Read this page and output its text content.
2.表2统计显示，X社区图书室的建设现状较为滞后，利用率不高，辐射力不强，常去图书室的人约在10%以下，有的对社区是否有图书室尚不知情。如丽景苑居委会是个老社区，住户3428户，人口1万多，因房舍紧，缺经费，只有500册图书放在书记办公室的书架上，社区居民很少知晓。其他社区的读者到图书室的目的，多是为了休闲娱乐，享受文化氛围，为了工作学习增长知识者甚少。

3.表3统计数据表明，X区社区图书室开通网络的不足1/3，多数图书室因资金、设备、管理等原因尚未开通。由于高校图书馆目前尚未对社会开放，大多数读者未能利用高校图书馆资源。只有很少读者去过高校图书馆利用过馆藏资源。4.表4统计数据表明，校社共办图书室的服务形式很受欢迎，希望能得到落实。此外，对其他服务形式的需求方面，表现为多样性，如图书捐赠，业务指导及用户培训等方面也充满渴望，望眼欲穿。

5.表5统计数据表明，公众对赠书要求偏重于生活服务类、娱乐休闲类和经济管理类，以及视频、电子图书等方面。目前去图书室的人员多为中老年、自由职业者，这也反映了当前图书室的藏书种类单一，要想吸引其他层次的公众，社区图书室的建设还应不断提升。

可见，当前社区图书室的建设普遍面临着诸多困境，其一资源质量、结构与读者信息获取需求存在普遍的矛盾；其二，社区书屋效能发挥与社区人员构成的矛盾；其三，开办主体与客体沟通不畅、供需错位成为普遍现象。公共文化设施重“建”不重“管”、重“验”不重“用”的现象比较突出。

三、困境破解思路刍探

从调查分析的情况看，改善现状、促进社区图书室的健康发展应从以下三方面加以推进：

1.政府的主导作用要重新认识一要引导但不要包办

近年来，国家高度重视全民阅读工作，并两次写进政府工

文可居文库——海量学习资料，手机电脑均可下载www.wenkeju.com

▶ _DIRECTION_
Extract the complete data, matching each line exactly.

▶ _REPLY TO THE TASK_
Read this page and output its text content.
2.表2统计显示，X社区图书室的建设现状较为滞后，利用率不高，辐射力不强，常去图书室的人约在10%以下，有的对社区是否有图书室尚不知情。如丽景苑居委会是个老社区，住户3428户，人口1万多，因房舍紧，缺经费，只有500册图书放在书记办公室的书架上，社区居民很少知晓。其他社区的读者到图书室的目的，多是为了休闲娱乐，享受文化氛围，为了工作学习增长知识者甚少。

3.表3统计数据表明，X区社区图书室开通网络的不足1/3，多数图书室因资金、设备、管理等原因尚未开通。由于高校图书馆目前尚未对社会开放，大多数读者未能利用高校图书馆资源。只有很少读者去过高校图书馆利用过馆藏资源。4.表4统计数据表明，校社共办图书室的服务形式很受欢迎，希望能得到落实。此外，对其他服务形式的需求方面，表现为多样性，如图书捐赠，业务指导及用户培训等方面也充满渴望，望眼欲穿。

5.表5统计数据表明，公众对赠书要求偏重于生活服务类、娱乐休闲类和经济管理类，以及视频、电子图书等方面。目前去图书室的人员多为中老年、自由职业者，这也反映了当前图书室的藏书种类单一，要想吸引其他层次的公众，社区图书室的建设还应不断提升。

可见，当前社区图书室的建设普遍面临着诸多困境，其一资源质量、结构与读者信息获取需求存在普遍的矛盾；其二，社区书屋效能发挥与社区人员构成的矛盾；其三，开办主体与客体沟通不畅、供需错位成为普遍现象。公共文化设施重“建”不重“管”、重“验”不重“用”的现象比较突出。

三、困境破解思路刍探

从调查分析的情况看，改善现状、促进社区图书室的健康发展应从以下三方面加以推进：

1.政府的主导作用要重新认识一要引导但不要包办

近年来，国家高度重视全民阅读工作，并两次写进政府工

文可居文库——海量学习资料，手机电脑均可下载www.wenkeju.com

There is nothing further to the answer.